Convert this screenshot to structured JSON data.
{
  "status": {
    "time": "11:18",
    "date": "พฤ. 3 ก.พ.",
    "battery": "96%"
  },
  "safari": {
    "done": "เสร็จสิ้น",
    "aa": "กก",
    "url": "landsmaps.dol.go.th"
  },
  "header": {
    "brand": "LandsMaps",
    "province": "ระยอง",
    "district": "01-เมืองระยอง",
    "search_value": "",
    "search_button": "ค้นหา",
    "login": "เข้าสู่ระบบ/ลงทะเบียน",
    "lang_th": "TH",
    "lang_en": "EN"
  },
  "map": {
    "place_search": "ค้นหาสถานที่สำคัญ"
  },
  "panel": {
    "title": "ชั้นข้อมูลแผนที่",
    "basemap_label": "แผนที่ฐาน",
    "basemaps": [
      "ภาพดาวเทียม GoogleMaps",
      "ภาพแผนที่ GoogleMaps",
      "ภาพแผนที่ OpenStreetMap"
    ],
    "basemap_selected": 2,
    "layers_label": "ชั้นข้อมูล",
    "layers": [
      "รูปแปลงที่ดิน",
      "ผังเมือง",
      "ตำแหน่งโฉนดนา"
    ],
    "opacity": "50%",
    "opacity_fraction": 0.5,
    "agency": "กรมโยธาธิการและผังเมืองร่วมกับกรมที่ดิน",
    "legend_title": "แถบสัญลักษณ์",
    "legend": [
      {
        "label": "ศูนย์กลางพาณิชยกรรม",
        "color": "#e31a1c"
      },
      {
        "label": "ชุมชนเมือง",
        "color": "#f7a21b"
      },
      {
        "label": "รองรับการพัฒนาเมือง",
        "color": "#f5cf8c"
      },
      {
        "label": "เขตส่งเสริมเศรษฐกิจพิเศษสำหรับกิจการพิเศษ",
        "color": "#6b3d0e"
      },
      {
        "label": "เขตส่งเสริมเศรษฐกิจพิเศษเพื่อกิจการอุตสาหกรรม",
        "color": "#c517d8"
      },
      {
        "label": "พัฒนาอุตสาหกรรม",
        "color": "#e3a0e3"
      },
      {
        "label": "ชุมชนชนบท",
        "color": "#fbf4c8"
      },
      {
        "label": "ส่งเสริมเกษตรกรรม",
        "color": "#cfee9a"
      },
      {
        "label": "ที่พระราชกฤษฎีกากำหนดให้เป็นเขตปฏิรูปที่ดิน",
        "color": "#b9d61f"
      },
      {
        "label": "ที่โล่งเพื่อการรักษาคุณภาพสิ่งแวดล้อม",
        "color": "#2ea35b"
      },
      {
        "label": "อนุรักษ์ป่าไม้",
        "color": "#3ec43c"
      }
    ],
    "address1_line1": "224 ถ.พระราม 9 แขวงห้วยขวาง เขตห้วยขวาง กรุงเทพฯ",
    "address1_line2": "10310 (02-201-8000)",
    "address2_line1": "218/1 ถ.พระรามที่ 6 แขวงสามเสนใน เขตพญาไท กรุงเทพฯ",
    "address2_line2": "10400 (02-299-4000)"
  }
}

+ + + + +

The exercise:
From the entries above, collect every line with the string "มเศรษฐก" in it.

Result for this task:
        "label": "เขตส่งเสริมเศรษฐกิจพิเศษสำหรับกิจการพิเศษ",
        "label": "เขตส่งเสริมเศรษฐกิจพิเศษเพื่อกิจการอุตสาหกรรม",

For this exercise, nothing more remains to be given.